**Entries from a dataset**
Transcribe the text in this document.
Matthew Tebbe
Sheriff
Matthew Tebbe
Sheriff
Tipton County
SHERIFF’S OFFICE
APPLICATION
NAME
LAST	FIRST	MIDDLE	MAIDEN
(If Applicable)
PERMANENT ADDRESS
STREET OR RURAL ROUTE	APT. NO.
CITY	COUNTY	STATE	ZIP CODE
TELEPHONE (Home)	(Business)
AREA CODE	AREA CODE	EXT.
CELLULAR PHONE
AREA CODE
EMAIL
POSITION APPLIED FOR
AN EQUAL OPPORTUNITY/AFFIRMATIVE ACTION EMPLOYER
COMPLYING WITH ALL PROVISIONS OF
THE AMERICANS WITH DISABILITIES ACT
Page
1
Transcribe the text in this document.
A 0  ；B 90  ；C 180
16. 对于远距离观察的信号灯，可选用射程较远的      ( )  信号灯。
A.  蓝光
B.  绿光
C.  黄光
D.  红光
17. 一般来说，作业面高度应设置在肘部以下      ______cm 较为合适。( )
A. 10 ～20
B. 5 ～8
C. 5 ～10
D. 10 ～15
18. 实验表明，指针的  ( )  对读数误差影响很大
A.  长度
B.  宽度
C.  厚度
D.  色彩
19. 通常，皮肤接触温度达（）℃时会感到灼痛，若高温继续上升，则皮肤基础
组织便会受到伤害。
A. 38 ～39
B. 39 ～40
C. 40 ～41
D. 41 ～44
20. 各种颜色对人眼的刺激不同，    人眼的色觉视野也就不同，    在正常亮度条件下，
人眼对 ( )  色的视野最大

**Short problem**
Your task is to extract all of the records exactly.

**Task solution**
Transcribe the text in this document.
Matthew Tebbe
Sheriff
Matthew Tebbe
Sheriff
Tipton County
SHERIFF’S OFFICE
APPLICATION
NAME
LAST	FIRST	MIDDLE	MAIDEN
(If Applicable)
PERMANENT ADDRESS
STREET OR RURAL ROUTE	APT. NO.
CITY	COUNTY	STATE	ZIP CODE
TELEPHONE (Home)	(Business)
AREA CODE	AREA CODE	EXT.
CELLULAR PHONE
AREA CODE
EMAIL
POSITION APPLIED FOR
AN EQUAL OPPORTUNITY/AFFIRMATIVE ACTION EMPLOYER
COMPLYING WITH ALL PROVISIONS OF
THE AMERICANS WITH DISABILITIES ACT
Page
1
Transcribe the text in this document.
A 0  ；B 90  ；C 180
16. 对于远距离观察的信号灯，可选用射程较远的      ( )  信号灯。
A.  蓝光
B.  绿光
C.  黄光
D.  红光
17. 一般来说，作业面高度应设置在肘部以下      ______cm 较为合适。( )
A. 10 ～20
B. 5 ～8
C. 5 ～10
D. 10 ～15
18. 实验表明，指针的  ( )  对读数误差影响很大
A.  长度
B.  宽度
C.  厚度
D.  色彩
19. 通常，皮肤接触温度达（）℃时会感到灼痛，若高温继续上升，则皮肤基础
组织便会受到伤害。
A. 38 ～39
B. 39 ～40
C. 40 ～41
D. 41 ～44
20. 各种颜色对人眼的刺激不同，    人眼的色觉视野也就不同，    在正常亮度条件下，
人眼对 ( )  色的视野最大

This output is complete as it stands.